--- Start Data entries ---

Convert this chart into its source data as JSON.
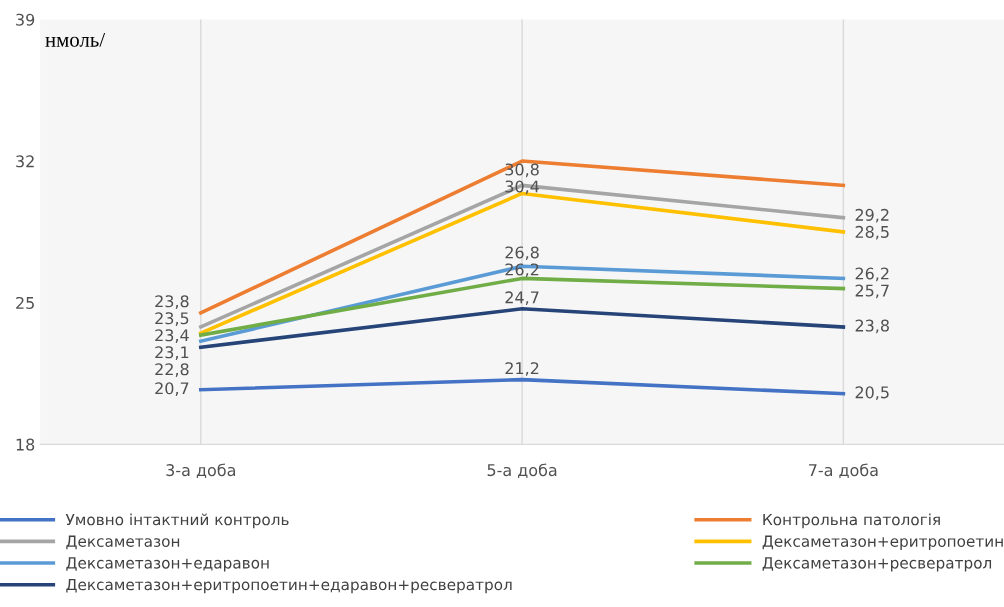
{
  "chart_data": {
    "type": "line",
    "ylabel": "нмоль/",
    "categories": [
      "3-а доба",
      "5-а доба",
      "7-а доба"
    ],
    "ylim": [
      18,
      39
    ],
    "yticks": [
      18,
      25,
      32,
      39
    ],
    "grid": "x",
    "legend": "bottom",
    "marker": "none",
    "line_style": "solid",
    "series": [
      {
        "name": "Умовно інтактний контроль",
        "color": "#4472c4",
        "values": [
          20.7,
          21.2,
          20.5
        ],
        "value_labels": [
          "20,7",
          "21,2",
          "20,5"
        ]
      },
      {
        "name": "Контрольна патологія",
        "color": "#ed7d31",
        "values": [
          24.5,
          32.0,
          30.8
        ],
        "value_labels": [
          null,
          null,
          null
        ]
      },
      {
        "name": "Дексаметазон",
        "color": "#a5a5a5",
        "values": [
          23.8,
          30.8,
          29.2
        ],
        "value_labels": [
          "23,8",
          "30,8",
          "29,2"
        ]
      },
      {
        "name": "Дексаметазон+еритропоетин",
        "color": "#ffc000",
        "values": [
          23.5,
          30.4,
          28.5
        ],
        "value_labels": [
          "23,5",
          "30,4",
          "28,5"
        ]
      },
      {
        "name": "Дексаметазон+едаравон",
        "color": "#5b9bd5",
        "values": [
          23.1,
          26.8,
          26.2
        ],
        "value_labels": [
          "23,1",
          "26,8",
          "26,2"
        ]
      },
      {
        "name": "Дексаметазон+ресвератрол",
        "color": "#70ad47",
        "values": [
          23.4,
          26.2,
          25.7
        ],
        "value_labels": [
          "23,4",
          "26,2",
          "25,7"
        ]
      },
      {
        "name": "Дексаметазон+еритропоетин+едаравон+ресвератрол",
        "color": "#264478",
        "values": [
          22.8,
          24.7,
          23.8
        ],
        "value_labels": [
          "22,8",
          "24,7",
          "23,8"
        ]
      }
    ]
  }
}
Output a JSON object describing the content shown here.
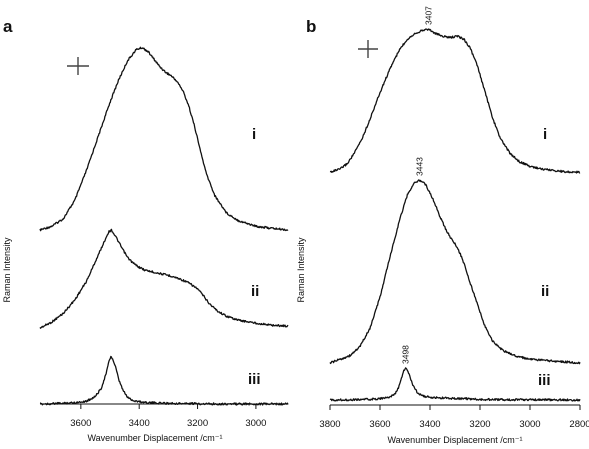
{
  "chart_data": [
    {
      "type": "line",
      "panel": "a",
      "xlabel": "Wavenumber Displacement /cm⁻¹",
      "ylabel": "Raman Intensity",
      "xlim": [
        3740,
        2890
      ],
      "x_reversed": true,
      "xticks": [
        3600,
        3400,
        3200,
        3000
      ],
      "xtick_labels": [
        "3600",
        "3400",
        "3200",
        "3000"
      ],
      "polarization_symbol": "+",
      "series": [
        {
          "label": "i",
          "baseline": 0.0,
          "points": [
            [
              3740,
              0.0
            ],
            [
              3700,
              0.02
            ],
            [
              3660,
              0.06
            ],
            [
              3620,
              0.16
            ],
            [
              3580,
              0.32
            ],
            [
              3540,
              0.5
            ],
            [
              3500,
              0.68
            ],
            [
              3470,
              0.8
            ],
            [
              3440,
              0.9
            ],
            [
              3410,
              0.96
            ],
            [
              3390,
              0.97
            ],
            [
              3370,
              0.95
            ],
            [
              3350,
              0.91
            ],
            [
              3330,
              0.87
            ],
            [
              3310,
              0.84
            ],
            [
              3290,
              0.82
            ],
            [
              3270,
              0.79
            ],
            [
              3250,
              0.74
            ],
            [
              3230,
              0.66
            ],
            [
              3210,
              0.55
            ],
            [
              3190,
              0.42
            ],
            [
              3170,
              0.3
            ],
            [
              3140,
              0.18
            ],
            [
              3100,
              0.09
            ],
            [
              3060,
              0.05
            ],
            [
              3000,
              0.02
            ],
            [
              2950,
              0.01
            ],
            [
              2890,
              0.0
            ]
          ]
        },
        {
          "label": "ii",
          "baseline": 0.0,
          "points": [
            [
              3740,
              0.0
            ],
            [
              3700,
              0.06
            ],
            [
              3660,
              0.15
            ],
            [
              3620,
              0.29
            ],
            [
              3580,
              0.48
            ],
            [
              3550,
              0.68
            ],
            [
              3520,
              0.88
            ],
            [
              3505,
              0.98
            ],
            [
              3495,
              1.0
            ],
            [
              3480,
              0.93
            ],
            [
              3460,
              0.82
            ],
            [
              3440,
              0.72
            ],
            [
              3420,
              0.66
            ],
            [
              3400,
              0.62
            ],
            [
              3380,
              0.59
            ],
            [
              3350,
              0.57
            ],
            [
              3320,
              0.55
            ],
            [
              3290,
              0.53
            ],
            [
              3260,
              0.5
            ],
            [
              3230,
              0.46
            ],
            [
              3200,
              0.4
            ],
            [
              3180,
              0.33
            ],
            [
              3160,
              0.25
            ],
            [
              3130,
              0.17
            ],
            [
              3100,
              0.12
            ],
            [
              3060,
              0.08
            ],
            [
              3000,
              0.05
            ],
            [
              2950,
              0.03
            ],
            [
              2890,
              0.02
            ]
          ]
        },
        {
          "label": "iii",
          "baseline": 0.0,
          "points": [
            [
              3740,
              0.0
            ],
            [
              3680,
              0.01
            ],
            [
              3620,
              0.03
            ],
            [
              3580,
              0.06
            ],
            [
              3550,
              0.16
            ],
            [
              3530,
              0.33
            ],
            [
              3515,
              0.6
            ],
            [
              3505,
              0.85
            ],
            [
              3497,
              1.0
            ],
            [
              3490,
              0.92
            ],
            [
              3480,
              0.75
            ],
            [
              3470,
              0.5
            ],
            [
              3455,
              0.28
            ],
            [
              3440,
              0.14
            ],
            [
              3420,
              0.07
            ],
            [
              3390,
              0.04
            ],
            [
              3340,
              0.02
            ],
            [
              3260,
              0.01
            ],
            [
              3100,
              0.0
            ],
            [
              2890,
              0.0
            ]
          ]
        }
      ]
    },
    {
      "type": "line",
      "panel": "b",
      "xlabel": "Wavenumber Displacement /cm⁻¹",
      "ylabel": "Raman Intensity",
      "xlim": [
        3800,
        2800
      ],
      "x_reversed": true,
      "xticks": [
        3800,
        3600,
        3400,
        3200,
        3000,
        2800
      ],
      "xtick_labels": [
        "3800",
        "3600",
        "3400",
        "3200",
        "3000",
        "2800"
      ],
      "polarization_symbol": "+",
      "series": [
        {
          "label": "i",
          "peak_label": "3407",
          "peak_x": 3407,
          "points": [
            [
              3800,
              0.0
            ],
            [
              3760,
              0.02
            ],
            [
              3730,
              0.06
            ],
            [
              3700,
              0.14
            ],
            [
              3670,
              0.24
            ],
            [
              3640,
              0.37
            ],
            [
              3610,
              0.51
            ],
            [
              3580,
              0.64
            ],
            [
              3550,
              0.76
            ],
            [
              3520,
              0.86
            ],
            [
              3490,
              0.93
            ],
            [
              3460,
              0.97
            ],
            [
              3430,
              0.99
            ],
            [
              3407,
              1.0
            ],
            [
              3380,
              0.97
            ],
            [
              3350,
              0.95
            ],
            [
              3320,
              0.94
            ],
            [
              3290,
              0.95
            ],
            [
              3265,
              0.93
            ],
            [
              3240,
              0.87
            ],
            [
              3210,
              0.74
            ],
            [
              3180,
              0.56
            ],
            [
              3150,
              0.38
            ],
            [
              3120,
              0.24
            ],
            [
              3080,
              0.13
            ],
            [
              3040,
              0.07
            ],
            [
              3000,
              0.04
            ],
            [
              2950,
              0.02
            ],
            [
              2900,
              0.01
            ],
            [
              2850,
              0.0
            ],
            [
              2800,
              0.0
            ]
          ]
        },
        {
          "label": "ii",
          "peak_label": "3443",
          "peak_x": 3443,
          "points": [
            [
              3800,
              0.0
            ],
            [
              3760,
              0.02
            ],
            [
              3720,
              0.04
            ],
            [
              3680,
              0.09
            ],
            [
              3640,
              0.19
            ],
            [
              3600,
              0.36
            ],
            [
              3560,
              0.58
            ],
            [
              3520,
              0.79
            ],
            [
              3490,
              0.92
            ],
            [
              3465,
              0.98
            ],
            [
              3443,
              1.0
            ],
            [
              3420,
              0.98
            ],
            [
              3400,
              0.93
            ],
            [
              3380,
              0.87
            ],
            [
              3360,
              0.8
            ],
            [
              3340,
              0.74
            ],
            [
              3320,
              0.69
            ],
            [
              3300,
              0.65
            ],
            [
              3280,
              0.6
            ],
            [
              3260,
              0.53
            ],
            [
              3240,
              0.44
            ],
            [
              3210,
              0.32
            ],
            [
              3180,
              0.2
            ],
            [
              3150,
              0.12
            ],
            [
              3110,
              0.07
            ],
            [
              3060,
              0.04
            ],
            [
              3000,
              0.02
            ],
            [
              2900,
              0.01
            ],
            [
              2800,
              0.0
            ]
          ]
        },
        {
          "label": "iii",
          "peak_label": "3498",
          "peak_x": 3498,
          "points": [
            [
              3800,
              0.0
            ],
            [
              3700,
              0.01
            ],
            [
              3620,
              0.03
            ],
            [
              3570,
              0.07
            ],
            [
              3540,
              0.18
            ],
            [
              3525,
              0.4
            ],
            [
              3512,
              0.72
            ],
            [
              3505,
              0.92
            ],
            [
              3498,
              1.0
            ],
            [
              3490,
              0.92
            ],
            [
              3480,
              0.72
            ],
            [
              3468,
              0.45
            ],
            [
              3452,
              0.25
            ],
            [
              3430,
              0.13
            ],
            [
              3400,
              0.08
            ],
            [
              3350,
              0.06
            ],
            [
              3300,
              0.05
            ],
            [
              3250,
              0.04
            ],
            [
              3200,
              0.02
            ],
            [
              3100,
              0.01
            ],
            [
              2800,
              0.0
            ]
          ]
        }
      ]
    }
  ]
}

--- End Data entries ---

- Work instructions -
Search the lines for "еритропоетин". Copy each line that has it.

- Answer for the task -
        "name": "Дексаметазон+еритропоетин",
        "name": "Дексаметазон+еритропоетин+едаравон+ресвератрол",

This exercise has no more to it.